Task instructions -> Scan the material and copy every line in which "page" appears.
● ● ●
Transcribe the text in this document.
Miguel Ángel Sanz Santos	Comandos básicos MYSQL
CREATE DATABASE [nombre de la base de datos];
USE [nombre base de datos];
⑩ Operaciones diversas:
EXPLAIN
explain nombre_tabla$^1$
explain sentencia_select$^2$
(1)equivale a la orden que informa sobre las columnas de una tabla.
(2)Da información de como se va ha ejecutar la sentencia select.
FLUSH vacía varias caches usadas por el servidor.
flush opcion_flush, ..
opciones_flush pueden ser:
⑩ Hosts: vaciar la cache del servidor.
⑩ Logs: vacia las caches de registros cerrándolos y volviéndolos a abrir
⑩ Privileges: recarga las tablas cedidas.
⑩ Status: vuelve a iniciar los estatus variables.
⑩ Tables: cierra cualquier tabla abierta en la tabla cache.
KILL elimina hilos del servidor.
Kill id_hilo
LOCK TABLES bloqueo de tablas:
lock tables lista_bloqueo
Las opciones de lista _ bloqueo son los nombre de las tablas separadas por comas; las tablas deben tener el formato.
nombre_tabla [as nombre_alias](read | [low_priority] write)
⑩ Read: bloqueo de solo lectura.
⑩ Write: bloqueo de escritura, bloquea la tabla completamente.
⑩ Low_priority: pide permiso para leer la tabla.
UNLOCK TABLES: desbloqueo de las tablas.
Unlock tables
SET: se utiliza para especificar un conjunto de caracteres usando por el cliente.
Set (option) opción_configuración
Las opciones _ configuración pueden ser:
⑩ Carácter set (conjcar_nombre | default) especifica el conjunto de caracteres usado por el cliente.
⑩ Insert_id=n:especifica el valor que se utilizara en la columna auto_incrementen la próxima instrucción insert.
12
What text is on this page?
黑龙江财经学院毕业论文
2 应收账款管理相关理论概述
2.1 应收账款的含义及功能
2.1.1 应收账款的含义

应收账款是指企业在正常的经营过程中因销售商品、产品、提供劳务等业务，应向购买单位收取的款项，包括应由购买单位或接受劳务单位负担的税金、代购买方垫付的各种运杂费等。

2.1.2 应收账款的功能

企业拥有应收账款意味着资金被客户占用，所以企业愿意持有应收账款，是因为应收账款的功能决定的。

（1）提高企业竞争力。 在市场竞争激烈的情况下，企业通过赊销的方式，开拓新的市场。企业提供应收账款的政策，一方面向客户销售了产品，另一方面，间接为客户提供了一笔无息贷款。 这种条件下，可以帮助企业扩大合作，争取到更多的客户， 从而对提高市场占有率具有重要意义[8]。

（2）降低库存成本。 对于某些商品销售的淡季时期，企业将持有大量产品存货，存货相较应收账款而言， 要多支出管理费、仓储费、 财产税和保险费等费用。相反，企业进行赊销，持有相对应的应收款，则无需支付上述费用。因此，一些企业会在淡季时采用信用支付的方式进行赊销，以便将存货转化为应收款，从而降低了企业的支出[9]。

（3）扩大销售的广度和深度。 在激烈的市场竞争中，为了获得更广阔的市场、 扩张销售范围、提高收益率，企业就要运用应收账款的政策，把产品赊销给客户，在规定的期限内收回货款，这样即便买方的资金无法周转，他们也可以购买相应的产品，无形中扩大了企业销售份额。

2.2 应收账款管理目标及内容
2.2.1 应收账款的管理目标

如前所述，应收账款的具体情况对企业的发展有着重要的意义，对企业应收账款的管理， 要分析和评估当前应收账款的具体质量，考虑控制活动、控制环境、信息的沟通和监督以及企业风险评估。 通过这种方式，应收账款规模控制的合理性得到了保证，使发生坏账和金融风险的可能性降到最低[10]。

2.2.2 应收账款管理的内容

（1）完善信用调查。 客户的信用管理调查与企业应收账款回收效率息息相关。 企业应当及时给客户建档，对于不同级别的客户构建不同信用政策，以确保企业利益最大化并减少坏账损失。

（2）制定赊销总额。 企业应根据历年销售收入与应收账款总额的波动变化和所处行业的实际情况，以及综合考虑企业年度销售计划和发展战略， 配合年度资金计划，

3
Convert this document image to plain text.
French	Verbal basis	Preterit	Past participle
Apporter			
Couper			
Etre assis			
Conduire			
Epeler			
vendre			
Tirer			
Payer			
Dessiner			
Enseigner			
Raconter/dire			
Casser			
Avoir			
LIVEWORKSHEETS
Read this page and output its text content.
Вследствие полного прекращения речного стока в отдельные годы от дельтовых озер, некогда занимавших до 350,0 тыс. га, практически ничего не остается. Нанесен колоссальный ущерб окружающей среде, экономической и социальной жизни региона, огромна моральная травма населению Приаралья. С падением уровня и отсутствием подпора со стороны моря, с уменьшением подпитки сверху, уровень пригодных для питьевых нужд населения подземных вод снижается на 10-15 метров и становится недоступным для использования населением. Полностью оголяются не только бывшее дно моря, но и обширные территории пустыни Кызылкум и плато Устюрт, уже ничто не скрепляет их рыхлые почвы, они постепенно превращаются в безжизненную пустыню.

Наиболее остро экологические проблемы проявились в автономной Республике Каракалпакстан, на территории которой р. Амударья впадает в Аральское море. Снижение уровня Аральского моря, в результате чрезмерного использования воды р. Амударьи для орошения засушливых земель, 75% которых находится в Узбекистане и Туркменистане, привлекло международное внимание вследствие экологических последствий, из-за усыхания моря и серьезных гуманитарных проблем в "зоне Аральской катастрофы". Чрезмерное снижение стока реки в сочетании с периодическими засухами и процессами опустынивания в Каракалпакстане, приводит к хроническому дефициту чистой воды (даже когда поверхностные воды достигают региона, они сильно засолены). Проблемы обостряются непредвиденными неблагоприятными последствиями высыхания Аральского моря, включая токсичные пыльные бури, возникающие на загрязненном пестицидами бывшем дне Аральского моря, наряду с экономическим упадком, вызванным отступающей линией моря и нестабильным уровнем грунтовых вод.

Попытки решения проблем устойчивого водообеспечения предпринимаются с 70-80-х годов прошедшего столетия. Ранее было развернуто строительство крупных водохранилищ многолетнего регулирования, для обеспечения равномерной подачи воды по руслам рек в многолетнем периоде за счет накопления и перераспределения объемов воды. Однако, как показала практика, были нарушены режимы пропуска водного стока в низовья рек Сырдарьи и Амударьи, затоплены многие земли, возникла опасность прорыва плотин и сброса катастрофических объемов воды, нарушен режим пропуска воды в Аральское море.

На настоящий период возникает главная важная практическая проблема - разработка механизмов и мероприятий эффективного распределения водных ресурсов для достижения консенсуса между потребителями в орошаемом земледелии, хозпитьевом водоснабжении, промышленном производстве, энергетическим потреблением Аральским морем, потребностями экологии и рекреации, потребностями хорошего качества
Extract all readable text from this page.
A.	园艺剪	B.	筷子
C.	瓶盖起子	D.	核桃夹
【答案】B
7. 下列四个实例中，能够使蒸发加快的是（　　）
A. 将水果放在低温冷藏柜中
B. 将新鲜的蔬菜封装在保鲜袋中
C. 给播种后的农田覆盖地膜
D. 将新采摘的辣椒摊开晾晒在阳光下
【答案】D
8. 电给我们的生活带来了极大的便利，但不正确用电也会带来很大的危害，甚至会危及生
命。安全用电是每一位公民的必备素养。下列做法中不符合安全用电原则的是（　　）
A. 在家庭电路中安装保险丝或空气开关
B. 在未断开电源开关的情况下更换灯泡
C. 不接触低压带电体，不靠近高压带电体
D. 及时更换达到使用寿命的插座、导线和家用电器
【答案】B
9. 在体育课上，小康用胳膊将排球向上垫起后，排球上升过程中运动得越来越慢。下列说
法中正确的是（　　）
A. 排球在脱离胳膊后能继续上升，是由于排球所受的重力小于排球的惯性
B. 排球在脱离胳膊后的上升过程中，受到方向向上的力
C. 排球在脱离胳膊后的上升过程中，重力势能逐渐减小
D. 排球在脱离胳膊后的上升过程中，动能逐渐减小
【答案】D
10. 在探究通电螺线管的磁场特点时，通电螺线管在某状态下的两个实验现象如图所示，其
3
● ● ●
Correct result ->
What text is on this page?
Read this page and output its text content.
Extract all readable text from this page.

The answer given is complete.